*** Source data ***
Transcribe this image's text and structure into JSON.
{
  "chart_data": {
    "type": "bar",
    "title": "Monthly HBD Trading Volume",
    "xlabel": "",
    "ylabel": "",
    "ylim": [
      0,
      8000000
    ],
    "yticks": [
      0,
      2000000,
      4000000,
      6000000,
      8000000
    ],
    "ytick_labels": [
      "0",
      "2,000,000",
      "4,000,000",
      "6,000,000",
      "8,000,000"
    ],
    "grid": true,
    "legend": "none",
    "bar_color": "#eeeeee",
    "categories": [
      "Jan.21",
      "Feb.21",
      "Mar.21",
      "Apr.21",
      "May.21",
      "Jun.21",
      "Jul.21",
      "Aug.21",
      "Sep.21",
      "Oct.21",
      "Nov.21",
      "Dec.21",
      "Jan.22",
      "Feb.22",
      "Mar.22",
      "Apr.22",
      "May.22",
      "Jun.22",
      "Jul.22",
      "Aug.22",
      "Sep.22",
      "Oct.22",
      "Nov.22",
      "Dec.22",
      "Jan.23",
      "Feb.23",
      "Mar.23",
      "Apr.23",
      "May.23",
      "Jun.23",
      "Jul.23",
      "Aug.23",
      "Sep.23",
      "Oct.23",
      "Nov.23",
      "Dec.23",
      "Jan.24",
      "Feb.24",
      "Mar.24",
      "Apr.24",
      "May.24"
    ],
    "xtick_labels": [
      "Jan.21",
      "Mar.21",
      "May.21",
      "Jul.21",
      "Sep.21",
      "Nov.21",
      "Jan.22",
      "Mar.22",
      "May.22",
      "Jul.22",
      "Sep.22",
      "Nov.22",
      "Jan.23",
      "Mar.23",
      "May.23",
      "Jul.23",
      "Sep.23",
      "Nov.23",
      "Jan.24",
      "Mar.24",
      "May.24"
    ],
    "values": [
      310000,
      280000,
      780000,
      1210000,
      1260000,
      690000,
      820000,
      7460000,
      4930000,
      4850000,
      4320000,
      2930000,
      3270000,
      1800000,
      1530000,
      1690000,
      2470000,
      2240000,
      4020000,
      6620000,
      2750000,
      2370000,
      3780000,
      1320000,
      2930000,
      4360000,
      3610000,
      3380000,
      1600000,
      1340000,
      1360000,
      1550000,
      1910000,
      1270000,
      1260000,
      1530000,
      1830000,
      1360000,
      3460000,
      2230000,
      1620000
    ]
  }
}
***
Transcribe the material exactly as it reads.

Transcribe this image's text and structure into JSON.
{
  "chart_data": {
    "type": "bar",
    "title": "Monthly HBD Trading Volume",
    "xlabel": "",
    "ylabel": "",
    "ylim": [
      0,
      8000000
    ],
    "yticks": [
      0,
      2000000,
      4000000,
      6000000,
      8000000
    ],
    "ytick_labels": [
      "0",
      "2,000,000",
      "4,000,000",
      "6,000,000",
      "8,000,000"
    ],
    "grid": true,
    "legend": "none",
    "bar_color": "#eeeeee",
    "categories": [
      "Jan.21",
      "Feb.21",
      "Mar.21",
      "Apr.21",
      "May.21",
      "Jun.21",
      "Jul.21",
      "Aug.21",
      "Sep.21",
      "Oct.21",
      "Nov.21",
      "Dec.21",
      "Jan.22",
      "Feb.22",
      "Mar.22",
      "Apr.22",
      "May.22",
      "Jun.22",
      "Jul.22",
      "Aug.22",
      "Sep.22",
      "Oct.22",
      "Nov.22",
      "Dec.22",
      "Jan.23",
      "Feb.23",
      "Mar.23",
      "Apr.23",
      "May.23",
      "Jun.23",
      "Jul.23",
      "Aug.23",
      "Sep.23",
      "Oct.23",
      "Nov.23",
      "Dec.23",
      "Jan.24",
      "Feb.24",
      "Mar.24",
      "Apr.24",
      "May.24"
    ],
    "xtick_labels": [
      "Jan.21",
      "Mar.21",
      "May.21",
      "Jul.21",
      "Sep.21",
      "Nov.21",
      "Jan.22",
      "Mar.22",
      "May.22",
      "Jul.22",
      "Sep.22",
      "Nov.22",
      "Jan.23",
      "Mar.23",
      "May.23",
      "Jul.23",
      "Sep.23",
      "Nov.23",
      "Jan.24",
      "Mar.24",
      "May.24"
    ],
    "values": [
      310000,
      280000,
      780000,
      1210000,
      1260000,
      690000,
      820000,
      7460000,
      4930000,
      4850000,
      4320000,
      2930000,
      3270000,
      1800000,
      1530000,
      1690000,
      2470000,
      2240000,
      4020000,
      6620000,
      2750000,
      2370000,
      3780000,
      1320000,
      2930000,
      4360000,
      3610000,
      3380000,
      1600000,
      1340000,
      1360000,
      1550000,
      1910000,
      1270000,
      1260000,
      1530000,
      1830000,
      1360000,
      3460000,
      2230000,
      1620000
    ]
  }
}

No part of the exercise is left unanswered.